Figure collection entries
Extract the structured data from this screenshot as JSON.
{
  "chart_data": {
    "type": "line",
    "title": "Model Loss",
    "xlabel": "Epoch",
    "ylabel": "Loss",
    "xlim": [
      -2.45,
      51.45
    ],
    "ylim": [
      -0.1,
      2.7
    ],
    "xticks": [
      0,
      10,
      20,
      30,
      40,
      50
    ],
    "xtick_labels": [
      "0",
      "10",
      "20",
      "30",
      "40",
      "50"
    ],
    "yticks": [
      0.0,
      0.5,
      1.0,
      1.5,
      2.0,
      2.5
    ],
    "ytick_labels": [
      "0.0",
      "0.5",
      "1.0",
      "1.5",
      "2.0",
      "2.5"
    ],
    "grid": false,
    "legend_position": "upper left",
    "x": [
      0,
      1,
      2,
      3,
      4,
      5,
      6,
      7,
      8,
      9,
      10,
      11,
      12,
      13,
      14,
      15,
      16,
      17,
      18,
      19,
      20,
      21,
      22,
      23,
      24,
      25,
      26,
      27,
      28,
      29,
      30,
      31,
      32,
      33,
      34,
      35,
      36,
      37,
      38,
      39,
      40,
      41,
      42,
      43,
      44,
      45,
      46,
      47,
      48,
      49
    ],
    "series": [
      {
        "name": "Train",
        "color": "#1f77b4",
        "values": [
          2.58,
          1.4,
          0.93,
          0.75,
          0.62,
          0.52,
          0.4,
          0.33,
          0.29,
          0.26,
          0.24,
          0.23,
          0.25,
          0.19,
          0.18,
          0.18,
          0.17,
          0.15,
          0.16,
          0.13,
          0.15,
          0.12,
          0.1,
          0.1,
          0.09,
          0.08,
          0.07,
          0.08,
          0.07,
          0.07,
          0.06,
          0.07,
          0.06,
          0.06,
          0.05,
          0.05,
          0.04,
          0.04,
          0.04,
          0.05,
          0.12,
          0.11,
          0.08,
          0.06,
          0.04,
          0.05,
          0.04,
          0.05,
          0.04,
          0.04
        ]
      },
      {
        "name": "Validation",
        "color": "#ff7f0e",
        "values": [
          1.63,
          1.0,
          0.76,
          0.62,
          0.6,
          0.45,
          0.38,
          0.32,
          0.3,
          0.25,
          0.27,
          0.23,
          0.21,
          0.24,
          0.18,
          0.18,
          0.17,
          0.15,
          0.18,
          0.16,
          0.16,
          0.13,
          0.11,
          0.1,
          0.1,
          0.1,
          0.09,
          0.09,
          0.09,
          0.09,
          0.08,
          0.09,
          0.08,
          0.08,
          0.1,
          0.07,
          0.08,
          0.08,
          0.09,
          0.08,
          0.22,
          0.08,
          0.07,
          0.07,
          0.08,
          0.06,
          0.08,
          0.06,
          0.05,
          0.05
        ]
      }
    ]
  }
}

WRITTEN TASK
Reproduce the material precisely, including every line.

ANSWER TO THIS TASK
Extract the structured data from this screenshot as JSON.
{
  "chart_data": {
    "type": "line",
    "title": "Model Loss",
    "xlabel": "Epoch",
    "ylabel": "Loss",
    "xlim": [
      -2.45,
      51.45
    ],
    "ylim": [
      -0.1,
      2.7
    ],
    "xticks": [
      0,
      10,
      20,
      30,
      40,
      50
    ],
    "xtick_labels": [
      "0",
      "10",
      "20",
      "30",
      "40",
      "50"
    ],
    "yticks": [
      0.0,
      0.5,
      1.0,
      1.5,
      2.0,
      2.5
    ],
    "ytick_labels": [
      "0.0",
      "0.5",
      "1.0",
      "1.5",
      "2.0",
      "2.5"
    ],
    "grid": false,
    "legend_position": "upper left",
    "x": [
      0,
      1,
      2,
      3,
      4,
      5,
      6,
      7,
      8,
      9,
      10,
      11,
      12,
      13,
      14,
      15,
      16,
      17,
      18,
      19,
      20,
      21,
      22,
      23,
      24,
      25,
      26,
      27,
      28,
      29,
      30,
      31,
      32,
      33,
      34,
      35,
      36,
      37,
      38,
      39,
      40,
      41,
      42,
      43,
      44,
      45,
      46,
      47,
      48,
      49
    ],
    "series": [
      {
        "name": "Train",
        "color": "#1f77b4",
        "values": [
          2.58,
          1.4,
          0.93,
          0.75,
          0.62,
          0.52,
          0.4,
          0.33,
          0.29,
          0.26,
          0.24,
          0.23,
          0.25,
          0.19,
          0.18,
          0.18,
          0.17,
          0.15,
          0.16,
          0.13,
          0.15,
          0.12,
          0.1,
          0.1,
          0.09,
          0.08,
          0.07,
          0.08,
          0.07,
          0.07,
          0.06,
          0.07,
          0.06,
          0.06,
          0.05,
          0.05,
          0.04,
          0.04,
          0.04,
          0.05,
          0.12,
          0.11,
          0.08,
          0.06,
          0.04,
          0.05,
          0.04,
          0.05,
          0.04,
          0.04
        ]
      },
      {
        "name": "Validation",
        "color": "#ff7f0e",
        "values": [
          1.63,
          1.0,
          0.76,
          0.62,
          0.6,
          0.45,
          0.38,
          0.32,
          0.3,
          0.25,
          0.27,
          0.23,
          0.21,
          0.24,
          0.18,
          0.18,
          0.17,
          0.15,
          0.18,
          0.16,
          0.16,
          0.13,
          0.11,
          0.1,
          0.1,
          0.1,
          0.09,
          0.09,
          0.09,
          0.09,
          0.08,
          0.09,
          0.08,
          0.08,
          0.1,
          0.07,
          0.08,
          0.08,
          0.09,
          0.08,
          0.22,
          0.08,
          0.07,
          0.07,
          0.08,
          0.06,
          0.08,
          0.06,
          0.05,
          0.05
        ]
      }
    ]
  }
}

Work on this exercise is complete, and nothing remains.